PROBLEM REQUIREMENTS:
In the listing below, find every line containing "thêm" and copy it out.

*** SUPPLIED INFORMATION

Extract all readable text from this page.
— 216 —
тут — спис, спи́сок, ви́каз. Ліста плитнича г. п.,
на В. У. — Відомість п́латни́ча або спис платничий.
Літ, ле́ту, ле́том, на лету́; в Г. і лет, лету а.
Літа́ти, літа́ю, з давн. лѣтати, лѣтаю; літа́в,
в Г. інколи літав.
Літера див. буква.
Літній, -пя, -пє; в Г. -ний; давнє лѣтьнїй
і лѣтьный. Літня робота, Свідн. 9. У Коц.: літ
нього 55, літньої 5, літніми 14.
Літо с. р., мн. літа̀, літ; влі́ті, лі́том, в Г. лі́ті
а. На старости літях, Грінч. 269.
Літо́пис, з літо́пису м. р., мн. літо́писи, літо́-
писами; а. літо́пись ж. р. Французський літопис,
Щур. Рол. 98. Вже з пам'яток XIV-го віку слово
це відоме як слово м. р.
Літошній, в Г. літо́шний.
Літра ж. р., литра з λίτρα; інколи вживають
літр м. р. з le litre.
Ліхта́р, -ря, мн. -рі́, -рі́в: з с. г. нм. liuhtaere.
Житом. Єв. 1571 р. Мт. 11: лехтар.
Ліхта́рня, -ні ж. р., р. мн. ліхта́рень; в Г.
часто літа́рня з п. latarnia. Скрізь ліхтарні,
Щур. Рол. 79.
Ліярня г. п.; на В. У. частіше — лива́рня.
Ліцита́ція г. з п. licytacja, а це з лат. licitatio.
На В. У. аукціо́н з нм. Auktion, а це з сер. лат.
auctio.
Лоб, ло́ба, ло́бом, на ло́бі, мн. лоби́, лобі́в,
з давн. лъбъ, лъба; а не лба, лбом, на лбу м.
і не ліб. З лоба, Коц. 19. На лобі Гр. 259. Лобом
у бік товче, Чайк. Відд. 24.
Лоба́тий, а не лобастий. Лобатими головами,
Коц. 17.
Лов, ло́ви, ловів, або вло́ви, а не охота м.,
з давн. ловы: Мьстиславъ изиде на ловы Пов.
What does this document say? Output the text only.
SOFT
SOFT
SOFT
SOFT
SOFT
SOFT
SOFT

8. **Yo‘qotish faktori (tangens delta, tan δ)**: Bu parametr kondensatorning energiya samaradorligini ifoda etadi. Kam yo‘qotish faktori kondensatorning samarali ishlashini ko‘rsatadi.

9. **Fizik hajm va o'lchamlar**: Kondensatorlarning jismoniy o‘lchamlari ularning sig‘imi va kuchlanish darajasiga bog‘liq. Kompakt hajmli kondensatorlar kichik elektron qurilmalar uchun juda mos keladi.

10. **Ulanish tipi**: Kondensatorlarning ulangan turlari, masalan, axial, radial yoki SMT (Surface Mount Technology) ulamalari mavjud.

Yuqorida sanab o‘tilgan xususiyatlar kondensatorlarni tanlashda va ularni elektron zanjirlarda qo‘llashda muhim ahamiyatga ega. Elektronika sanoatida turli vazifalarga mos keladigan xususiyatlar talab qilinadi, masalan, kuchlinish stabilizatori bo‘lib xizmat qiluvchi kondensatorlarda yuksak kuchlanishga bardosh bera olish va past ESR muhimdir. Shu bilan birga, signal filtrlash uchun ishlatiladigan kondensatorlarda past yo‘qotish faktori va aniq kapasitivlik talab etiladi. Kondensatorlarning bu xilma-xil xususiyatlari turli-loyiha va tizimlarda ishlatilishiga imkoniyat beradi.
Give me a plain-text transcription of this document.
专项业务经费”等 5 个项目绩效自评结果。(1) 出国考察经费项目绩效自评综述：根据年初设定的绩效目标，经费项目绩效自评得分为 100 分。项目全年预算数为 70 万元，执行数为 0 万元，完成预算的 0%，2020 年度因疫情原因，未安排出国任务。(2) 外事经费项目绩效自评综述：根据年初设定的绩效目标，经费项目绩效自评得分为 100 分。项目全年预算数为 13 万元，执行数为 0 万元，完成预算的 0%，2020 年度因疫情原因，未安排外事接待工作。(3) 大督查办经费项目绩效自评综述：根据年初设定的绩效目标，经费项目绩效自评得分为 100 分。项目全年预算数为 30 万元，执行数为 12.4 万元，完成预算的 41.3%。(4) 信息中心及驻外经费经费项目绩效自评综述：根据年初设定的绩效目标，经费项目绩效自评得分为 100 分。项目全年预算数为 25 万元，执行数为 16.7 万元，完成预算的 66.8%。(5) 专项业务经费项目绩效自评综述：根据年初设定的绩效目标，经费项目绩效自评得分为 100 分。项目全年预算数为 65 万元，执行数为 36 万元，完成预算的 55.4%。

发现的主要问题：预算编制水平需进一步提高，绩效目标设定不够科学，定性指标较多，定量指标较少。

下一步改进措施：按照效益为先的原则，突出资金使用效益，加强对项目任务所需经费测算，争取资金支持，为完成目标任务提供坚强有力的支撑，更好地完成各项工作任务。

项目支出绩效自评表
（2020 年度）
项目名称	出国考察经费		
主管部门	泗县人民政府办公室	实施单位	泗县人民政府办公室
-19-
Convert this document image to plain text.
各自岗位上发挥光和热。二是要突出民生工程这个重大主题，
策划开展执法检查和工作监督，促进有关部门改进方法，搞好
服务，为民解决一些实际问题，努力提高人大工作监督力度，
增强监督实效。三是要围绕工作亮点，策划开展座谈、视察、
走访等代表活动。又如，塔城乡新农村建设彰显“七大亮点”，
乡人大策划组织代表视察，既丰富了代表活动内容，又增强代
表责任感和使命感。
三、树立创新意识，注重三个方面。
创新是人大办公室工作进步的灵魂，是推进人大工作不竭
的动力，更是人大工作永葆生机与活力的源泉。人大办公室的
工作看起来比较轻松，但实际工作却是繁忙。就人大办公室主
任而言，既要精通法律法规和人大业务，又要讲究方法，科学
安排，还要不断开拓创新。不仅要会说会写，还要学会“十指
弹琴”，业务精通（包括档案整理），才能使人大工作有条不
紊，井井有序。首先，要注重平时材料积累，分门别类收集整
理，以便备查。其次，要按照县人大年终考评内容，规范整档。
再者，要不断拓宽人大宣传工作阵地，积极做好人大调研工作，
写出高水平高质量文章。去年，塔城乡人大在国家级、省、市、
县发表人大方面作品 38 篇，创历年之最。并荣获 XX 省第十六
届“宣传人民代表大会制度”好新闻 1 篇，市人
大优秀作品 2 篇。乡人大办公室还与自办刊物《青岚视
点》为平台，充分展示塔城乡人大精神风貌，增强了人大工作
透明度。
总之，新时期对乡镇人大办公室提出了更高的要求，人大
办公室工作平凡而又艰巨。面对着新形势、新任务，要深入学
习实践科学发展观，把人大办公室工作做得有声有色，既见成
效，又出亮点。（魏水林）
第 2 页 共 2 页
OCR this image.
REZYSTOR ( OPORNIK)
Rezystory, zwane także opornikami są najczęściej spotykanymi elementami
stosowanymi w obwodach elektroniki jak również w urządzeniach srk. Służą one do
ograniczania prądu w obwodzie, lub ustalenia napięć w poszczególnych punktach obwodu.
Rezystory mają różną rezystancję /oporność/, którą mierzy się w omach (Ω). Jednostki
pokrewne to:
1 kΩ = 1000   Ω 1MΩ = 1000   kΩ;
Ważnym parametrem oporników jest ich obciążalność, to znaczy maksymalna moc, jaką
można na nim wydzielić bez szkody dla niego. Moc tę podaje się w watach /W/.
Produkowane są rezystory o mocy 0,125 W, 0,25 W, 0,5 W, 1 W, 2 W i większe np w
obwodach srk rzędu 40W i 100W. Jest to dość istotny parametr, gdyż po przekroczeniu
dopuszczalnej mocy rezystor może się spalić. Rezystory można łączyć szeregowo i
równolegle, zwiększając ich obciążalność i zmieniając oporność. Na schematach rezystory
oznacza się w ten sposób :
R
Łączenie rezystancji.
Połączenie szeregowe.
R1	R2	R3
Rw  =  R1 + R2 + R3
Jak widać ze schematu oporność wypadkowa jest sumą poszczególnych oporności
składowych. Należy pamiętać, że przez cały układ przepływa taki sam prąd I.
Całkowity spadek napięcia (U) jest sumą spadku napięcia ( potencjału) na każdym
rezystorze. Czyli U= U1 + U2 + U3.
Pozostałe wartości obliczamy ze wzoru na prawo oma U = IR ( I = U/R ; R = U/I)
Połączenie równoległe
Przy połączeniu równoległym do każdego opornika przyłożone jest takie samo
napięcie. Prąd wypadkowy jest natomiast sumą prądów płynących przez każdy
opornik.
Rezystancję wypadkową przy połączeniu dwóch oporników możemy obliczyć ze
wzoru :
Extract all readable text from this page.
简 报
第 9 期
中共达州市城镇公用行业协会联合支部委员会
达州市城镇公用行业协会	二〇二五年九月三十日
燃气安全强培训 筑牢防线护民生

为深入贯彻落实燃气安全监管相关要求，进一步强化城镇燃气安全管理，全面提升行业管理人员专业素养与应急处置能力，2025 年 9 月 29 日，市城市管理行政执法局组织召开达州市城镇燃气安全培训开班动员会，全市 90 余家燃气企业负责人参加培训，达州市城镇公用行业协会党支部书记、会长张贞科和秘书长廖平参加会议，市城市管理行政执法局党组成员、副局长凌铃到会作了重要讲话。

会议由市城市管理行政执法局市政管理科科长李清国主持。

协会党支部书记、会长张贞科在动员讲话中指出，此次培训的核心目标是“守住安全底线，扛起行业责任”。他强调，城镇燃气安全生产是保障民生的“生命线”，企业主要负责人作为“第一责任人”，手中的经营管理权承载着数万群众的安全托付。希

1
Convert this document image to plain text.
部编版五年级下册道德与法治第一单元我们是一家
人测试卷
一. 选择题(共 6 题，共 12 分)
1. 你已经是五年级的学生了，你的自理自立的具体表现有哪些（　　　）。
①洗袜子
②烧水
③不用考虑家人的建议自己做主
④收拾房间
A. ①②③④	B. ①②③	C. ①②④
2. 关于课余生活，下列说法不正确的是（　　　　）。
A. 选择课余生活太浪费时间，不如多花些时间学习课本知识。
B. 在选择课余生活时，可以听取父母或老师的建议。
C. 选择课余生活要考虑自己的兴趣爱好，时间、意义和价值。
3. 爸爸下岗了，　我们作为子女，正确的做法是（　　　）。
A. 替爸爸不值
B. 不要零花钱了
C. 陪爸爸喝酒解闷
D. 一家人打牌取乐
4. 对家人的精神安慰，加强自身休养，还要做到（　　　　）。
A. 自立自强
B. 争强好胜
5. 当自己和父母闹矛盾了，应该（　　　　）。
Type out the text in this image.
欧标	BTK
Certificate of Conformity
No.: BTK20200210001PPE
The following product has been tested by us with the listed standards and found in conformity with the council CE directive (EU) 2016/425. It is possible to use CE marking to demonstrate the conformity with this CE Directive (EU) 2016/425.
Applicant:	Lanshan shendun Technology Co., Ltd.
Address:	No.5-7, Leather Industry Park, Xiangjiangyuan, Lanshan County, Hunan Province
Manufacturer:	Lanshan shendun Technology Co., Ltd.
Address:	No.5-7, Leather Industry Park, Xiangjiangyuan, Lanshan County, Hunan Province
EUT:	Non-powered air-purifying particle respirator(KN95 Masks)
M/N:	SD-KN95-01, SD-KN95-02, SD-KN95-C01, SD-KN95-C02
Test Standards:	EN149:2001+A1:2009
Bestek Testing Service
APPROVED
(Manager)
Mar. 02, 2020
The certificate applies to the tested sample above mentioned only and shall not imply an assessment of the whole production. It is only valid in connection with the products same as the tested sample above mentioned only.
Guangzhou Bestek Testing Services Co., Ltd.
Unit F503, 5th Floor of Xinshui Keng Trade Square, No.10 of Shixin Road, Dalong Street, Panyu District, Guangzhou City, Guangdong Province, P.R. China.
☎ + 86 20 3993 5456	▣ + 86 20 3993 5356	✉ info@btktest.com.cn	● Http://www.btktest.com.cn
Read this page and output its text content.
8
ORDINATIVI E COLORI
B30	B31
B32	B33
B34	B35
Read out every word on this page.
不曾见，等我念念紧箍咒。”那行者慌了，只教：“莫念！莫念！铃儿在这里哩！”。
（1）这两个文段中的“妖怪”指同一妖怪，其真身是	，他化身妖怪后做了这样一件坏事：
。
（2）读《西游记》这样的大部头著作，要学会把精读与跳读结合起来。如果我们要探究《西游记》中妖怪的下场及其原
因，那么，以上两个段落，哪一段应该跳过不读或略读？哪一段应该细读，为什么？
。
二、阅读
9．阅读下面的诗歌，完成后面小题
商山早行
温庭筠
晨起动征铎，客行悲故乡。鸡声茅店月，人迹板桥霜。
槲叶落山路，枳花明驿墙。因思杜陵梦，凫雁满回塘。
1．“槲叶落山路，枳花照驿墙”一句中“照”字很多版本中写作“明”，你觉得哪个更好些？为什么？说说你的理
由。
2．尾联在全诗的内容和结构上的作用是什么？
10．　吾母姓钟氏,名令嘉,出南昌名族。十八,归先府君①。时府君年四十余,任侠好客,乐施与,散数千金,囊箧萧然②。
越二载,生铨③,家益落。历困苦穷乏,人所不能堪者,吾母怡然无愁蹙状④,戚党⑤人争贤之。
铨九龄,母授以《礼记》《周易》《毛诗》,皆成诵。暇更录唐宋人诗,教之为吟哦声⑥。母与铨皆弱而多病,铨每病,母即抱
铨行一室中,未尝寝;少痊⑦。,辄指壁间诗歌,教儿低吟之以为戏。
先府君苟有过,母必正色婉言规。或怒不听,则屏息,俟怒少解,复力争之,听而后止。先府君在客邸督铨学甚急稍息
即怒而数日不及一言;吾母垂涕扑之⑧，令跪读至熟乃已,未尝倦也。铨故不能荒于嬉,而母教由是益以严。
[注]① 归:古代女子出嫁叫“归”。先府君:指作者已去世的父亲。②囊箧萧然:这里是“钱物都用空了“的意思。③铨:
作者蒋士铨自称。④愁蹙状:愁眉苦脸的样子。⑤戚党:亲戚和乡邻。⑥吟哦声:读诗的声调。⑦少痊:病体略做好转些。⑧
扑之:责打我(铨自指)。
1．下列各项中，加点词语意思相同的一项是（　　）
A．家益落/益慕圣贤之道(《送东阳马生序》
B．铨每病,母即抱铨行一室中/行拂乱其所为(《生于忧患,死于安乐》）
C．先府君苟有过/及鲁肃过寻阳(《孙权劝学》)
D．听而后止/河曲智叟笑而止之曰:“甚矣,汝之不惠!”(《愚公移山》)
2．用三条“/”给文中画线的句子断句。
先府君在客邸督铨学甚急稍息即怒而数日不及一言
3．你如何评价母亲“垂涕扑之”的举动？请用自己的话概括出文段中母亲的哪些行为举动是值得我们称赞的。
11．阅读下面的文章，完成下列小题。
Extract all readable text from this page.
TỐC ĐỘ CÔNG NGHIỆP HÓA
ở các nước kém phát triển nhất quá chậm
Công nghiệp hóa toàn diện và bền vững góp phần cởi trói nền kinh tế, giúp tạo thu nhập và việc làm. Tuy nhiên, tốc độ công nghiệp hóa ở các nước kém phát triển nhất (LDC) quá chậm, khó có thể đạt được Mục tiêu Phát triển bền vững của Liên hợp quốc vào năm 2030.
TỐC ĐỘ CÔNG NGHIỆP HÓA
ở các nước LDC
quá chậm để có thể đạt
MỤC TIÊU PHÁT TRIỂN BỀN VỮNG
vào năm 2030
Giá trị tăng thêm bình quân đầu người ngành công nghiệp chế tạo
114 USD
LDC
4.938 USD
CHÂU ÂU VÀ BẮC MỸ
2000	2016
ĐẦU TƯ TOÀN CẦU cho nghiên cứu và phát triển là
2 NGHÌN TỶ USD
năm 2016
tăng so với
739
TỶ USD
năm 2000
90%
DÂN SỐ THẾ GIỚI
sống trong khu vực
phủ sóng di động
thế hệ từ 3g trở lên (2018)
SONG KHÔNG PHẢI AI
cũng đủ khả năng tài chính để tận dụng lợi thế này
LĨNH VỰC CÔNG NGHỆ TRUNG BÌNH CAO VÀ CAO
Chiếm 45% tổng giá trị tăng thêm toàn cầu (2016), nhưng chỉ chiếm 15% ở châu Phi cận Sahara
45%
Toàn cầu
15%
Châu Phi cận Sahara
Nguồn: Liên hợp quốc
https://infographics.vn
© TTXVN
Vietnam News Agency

******

TASK RESULT:
Giá trị tăng thêm bình quân đầu người ngành công nghiệp chế tạo
Chiếm 45% tổng giá trị tăng thêm toàn cầu (2016), nhưng chỉ chiếm 15% ở châu Phi cận Sahara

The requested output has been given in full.